- [INSTRUCTION] In the lines from the first one through the line that contains "The fingers 138 is at (547, 207).", rename "drawing machine" to "forming machine" and reproduce those lines with nothing else changed.

- [SUPPLIED ENTRIES]
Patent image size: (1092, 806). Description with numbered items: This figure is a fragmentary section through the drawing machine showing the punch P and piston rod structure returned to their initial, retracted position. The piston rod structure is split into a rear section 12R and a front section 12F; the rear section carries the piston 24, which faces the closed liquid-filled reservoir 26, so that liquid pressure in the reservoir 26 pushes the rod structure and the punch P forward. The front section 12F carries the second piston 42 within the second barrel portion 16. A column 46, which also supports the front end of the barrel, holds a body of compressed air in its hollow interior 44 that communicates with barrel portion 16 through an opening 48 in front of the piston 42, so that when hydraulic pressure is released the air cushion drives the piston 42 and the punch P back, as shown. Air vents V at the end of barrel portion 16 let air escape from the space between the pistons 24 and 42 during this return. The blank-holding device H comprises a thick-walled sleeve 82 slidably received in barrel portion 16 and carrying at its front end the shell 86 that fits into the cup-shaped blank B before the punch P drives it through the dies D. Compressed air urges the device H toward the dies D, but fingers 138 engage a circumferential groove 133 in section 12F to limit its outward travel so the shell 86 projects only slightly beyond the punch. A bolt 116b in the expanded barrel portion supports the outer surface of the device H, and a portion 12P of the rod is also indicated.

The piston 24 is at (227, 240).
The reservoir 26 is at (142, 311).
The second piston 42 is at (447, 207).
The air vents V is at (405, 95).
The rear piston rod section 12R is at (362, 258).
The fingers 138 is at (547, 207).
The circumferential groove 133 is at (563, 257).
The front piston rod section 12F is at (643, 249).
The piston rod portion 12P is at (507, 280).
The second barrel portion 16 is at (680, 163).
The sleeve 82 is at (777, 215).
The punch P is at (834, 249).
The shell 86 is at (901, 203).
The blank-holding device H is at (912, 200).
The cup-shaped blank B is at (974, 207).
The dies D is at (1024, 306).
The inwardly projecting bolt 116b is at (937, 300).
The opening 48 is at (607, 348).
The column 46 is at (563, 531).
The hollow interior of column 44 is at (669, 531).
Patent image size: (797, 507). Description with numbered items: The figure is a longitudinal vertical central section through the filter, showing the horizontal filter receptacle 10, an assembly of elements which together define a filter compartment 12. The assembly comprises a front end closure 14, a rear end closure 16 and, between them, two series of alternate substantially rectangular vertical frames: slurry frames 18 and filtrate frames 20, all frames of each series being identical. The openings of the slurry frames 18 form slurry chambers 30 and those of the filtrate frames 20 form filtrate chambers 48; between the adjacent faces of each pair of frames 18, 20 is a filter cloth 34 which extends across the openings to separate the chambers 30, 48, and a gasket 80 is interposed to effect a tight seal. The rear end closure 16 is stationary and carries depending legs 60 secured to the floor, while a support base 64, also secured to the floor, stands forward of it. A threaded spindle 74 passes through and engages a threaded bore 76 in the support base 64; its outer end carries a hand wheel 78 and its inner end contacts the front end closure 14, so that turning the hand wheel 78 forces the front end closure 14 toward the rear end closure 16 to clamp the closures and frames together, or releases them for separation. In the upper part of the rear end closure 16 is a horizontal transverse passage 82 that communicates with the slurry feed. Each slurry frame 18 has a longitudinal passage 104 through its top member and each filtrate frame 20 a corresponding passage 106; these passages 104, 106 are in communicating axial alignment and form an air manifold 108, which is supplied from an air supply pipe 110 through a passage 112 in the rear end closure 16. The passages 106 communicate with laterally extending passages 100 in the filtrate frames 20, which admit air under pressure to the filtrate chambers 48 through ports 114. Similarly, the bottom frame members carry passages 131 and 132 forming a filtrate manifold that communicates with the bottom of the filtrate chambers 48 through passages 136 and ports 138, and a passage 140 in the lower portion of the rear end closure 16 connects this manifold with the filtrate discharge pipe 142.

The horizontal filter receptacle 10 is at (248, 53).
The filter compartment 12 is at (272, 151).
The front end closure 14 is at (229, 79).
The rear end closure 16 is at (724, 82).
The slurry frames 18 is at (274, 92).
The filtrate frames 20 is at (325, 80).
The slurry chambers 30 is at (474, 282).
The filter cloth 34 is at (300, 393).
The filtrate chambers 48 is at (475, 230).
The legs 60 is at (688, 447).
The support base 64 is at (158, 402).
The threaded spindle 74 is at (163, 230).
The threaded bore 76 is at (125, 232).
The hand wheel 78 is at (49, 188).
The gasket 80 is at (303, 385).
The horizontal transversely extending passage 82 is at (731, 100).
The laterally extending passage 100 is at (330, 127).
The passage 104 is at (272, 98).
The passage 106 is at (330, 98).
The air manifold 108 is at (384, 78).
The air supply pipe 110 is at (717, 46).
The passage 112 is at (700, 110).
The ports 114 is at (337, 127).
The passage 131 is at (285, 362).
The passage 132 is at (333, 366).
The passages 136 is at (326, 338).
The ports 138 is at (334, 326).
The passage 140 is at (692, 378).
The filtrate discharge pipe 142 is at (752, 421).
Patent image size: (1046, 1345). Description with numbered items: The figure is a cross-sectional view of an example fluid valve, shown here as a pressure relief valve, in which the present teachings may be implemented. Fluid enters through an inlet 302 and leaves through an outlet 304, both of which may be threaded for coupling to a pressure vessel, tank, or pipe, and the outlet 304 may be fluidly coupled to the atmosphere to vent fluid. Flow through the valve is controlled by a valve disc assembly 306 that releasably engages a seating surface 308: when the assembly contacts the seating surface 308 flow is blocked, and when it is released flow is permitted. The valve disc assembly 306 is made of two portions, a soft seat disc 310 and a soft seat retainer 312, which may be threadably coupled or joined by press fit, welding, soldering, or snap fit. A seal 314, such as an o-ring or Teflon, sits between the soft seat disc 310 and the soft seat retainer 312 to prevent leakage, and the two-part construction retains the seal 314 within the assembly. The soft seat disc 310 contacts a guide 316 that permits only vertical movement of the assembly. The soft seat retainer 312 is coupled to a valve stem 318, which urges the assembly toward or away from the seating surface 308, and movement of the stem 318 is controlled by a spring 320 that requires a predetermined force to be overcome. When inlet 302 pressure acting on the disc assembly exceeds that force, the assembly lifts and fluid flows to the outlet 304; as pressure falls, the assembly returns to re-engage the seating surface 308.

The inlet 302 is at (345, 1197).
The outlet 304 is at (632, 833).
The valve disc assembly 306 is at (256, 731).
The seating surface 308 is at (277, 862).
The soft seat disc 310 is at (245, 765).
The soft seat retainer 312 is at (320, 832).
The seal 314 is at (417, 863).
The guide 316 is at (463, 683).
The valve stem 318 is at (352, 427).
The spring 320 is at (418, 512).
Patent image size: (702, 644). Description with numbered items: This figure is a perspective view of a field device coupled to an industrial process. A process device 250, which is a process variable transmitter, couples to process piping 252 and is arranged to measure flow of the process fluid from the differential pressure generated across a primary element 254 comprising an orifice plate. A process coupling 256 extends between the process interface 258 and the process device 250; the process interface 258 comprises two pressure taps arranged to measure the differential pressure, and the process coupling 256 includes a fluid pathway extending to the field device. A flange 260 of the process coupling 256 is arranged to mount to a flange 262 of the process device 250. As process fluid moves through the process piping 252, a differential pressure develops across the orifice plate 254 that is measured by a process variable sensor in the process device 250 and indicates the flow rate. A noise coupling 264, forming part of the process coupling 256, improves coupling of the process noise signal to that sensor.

- [RESPONSE TO THE EXERCISE]
Patent image size: (1092, 806). Description with numbered items: This figure is a fragmentary section through the forming machine showing the punch P and piston rod structure returned to their initial, retracted position. The piston rod structure is split into a rear section 12R and a front section 12F; the rear section carries the piston 24, which faces the closed liquid-filled reservoir 26, so that liquid pressure in the reservoir 26 pushes the rod structure and the punch P forward. The front section 12F carries the second piston 42 within the second barrel portion 16. A column 46, which also supports the front end of the barrel, holds a body of compressed air in its hollow interior 44 that communicates with barrel portion 16 through an opening 48 in front of the piston 42, so that when hydraulic pressure is released the air cushion drives the piston 42 and the punch P back, as shown. Air vents V at the end of barrel portion 16 let air escape from the space between the pistons 24 and 42 during this return. The blank-holding device H comprises a thick-walled sleeve 82 slidably received in barrel portion 16 and carrying at its front end the shell 86 that fits into the cup-shaped blank B before the punch P drives it through the dies D. Compressed air urges the device H toward the dies D, but fingers 138 engage a circumferential groove 133 in section 12F to limit its outward travel so the shell 86 projects only slightly beyond the punch. A bolt 116b in the expanded barrel portion supports the outer surface of the device H, and a portion 12P of the rod is also indicated.

The piston 24 is at (227, 240).
The reservoir 26 is at (142, 311).
The second piston 42 is at (447, 207).
The air vents V is at (405, 95).
The rear piston rod section 12R is at (362, 258).
The fingers 138 is at (547, 207).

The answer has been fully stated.